> **WRITTEN INSTRUCTION**
Using the records provided below, locate and copy each line that contains the word "高峰的顶峰隐没在云雾里".

> **SOURCE MATERIAL**
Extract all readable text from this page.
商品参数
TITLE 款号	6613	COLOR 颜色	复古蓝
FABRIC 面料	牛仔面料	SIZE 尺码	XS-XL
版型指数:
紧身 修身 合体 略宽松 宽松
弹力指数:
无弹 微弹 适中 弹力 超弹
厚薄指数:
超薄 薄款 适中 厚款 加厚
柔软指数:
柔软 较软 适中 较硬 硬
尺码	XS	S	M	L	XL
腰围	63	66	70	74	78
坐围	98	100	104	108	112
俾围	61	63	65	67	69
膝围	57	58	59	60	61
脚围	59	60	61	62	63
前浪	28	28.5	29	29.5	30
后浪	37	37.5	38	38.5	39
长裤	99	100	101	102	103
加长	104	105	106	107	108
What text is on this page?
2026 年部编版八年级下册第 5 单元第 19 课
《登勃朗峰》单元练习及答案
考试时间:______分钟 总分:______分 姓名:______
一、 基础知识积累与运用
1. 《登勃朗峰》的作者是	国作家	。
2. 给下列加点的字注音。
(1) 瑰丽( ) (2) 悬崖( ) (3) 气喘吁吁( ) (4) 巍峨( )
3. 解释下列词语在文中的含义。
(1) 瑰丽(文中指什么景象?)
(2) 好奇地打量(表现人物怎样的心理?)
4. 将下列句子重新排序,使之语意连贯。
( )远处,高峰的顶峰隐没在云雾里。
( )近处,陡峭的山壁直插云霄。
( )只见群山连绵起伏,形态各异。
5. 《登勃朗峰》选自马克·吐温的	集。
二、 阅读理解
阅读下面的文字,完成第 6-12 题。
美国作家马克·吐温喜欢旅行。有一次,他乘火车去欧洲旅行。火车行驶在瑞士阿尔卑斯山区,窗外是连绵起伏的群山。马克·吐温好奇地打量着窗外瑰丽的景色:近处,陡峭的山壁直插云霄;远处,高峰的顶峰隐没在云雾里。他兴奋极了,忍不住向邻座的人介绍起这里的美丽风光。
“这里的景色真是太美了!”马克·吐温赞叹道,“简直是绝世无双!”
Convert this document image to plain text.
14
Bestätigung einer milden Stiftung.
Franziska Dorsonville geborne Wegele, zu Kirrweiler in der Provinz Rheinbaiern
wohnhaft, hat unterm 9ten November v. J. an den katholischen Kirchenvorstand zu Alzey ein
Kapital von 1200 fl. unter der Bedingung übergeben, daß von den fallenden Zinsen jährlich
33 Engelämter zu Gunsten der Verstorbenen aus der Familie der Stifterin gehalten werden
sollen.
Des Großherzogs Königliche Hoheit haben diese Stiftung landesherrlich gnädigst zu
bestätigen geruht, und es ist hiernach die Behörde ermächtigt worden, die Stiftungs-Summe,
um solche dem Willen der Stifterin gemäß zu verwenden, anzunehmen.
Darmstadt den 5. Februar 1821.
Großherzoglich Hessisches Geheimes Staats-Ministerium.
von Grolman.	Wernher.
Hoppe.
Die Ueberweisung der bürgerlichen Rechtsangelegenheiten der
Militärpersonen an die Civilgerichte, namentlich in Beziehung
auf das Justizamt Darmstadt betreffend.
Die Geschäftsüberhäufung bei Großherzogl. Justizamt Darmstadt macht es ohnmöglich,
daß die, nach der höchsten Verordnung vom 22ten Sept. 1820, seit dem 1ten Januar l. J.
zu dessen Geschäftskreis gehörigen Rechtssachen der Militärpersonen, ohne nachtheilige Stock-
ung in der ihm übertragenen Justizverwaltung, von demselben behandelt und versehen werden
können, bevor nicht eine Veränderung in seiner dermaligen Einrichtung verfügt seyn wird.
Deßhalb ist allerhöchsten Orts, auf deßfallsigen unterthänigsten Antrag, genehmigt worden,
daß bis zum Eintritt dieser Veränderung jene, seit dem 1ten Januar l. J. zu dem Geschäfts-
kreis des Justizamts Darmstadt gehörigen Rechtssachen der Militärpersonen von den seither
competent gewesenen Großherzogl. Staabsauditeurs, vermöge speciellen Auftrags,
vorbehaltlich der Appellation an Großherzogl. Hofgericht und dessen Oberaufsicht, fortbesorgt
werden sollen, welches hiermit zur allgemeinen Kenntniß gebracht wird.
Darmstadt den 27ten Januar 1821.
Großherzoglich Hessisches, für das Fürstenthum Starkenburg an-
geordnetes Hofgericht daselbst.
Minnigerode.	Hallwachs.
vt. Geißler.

> **EXERCISE RESULT**
( )远处,高峰的顶峰隐没在云雾里。
美国作家马克·吐温喜欢旅行。有一次,他乘火车去欧洲旅行。火车行驶在瑞士阿尔卑斯山区,窗外是连绵起伏的群山。马克·吐温好奇地打量着窗外瑰丽的景色:近处,陡峭的山壁直插云霄;远处,高峰的顶峰隐没在云雾里。他兴奋极了,忍不住向邻座的人介绍起这里的美丽风光。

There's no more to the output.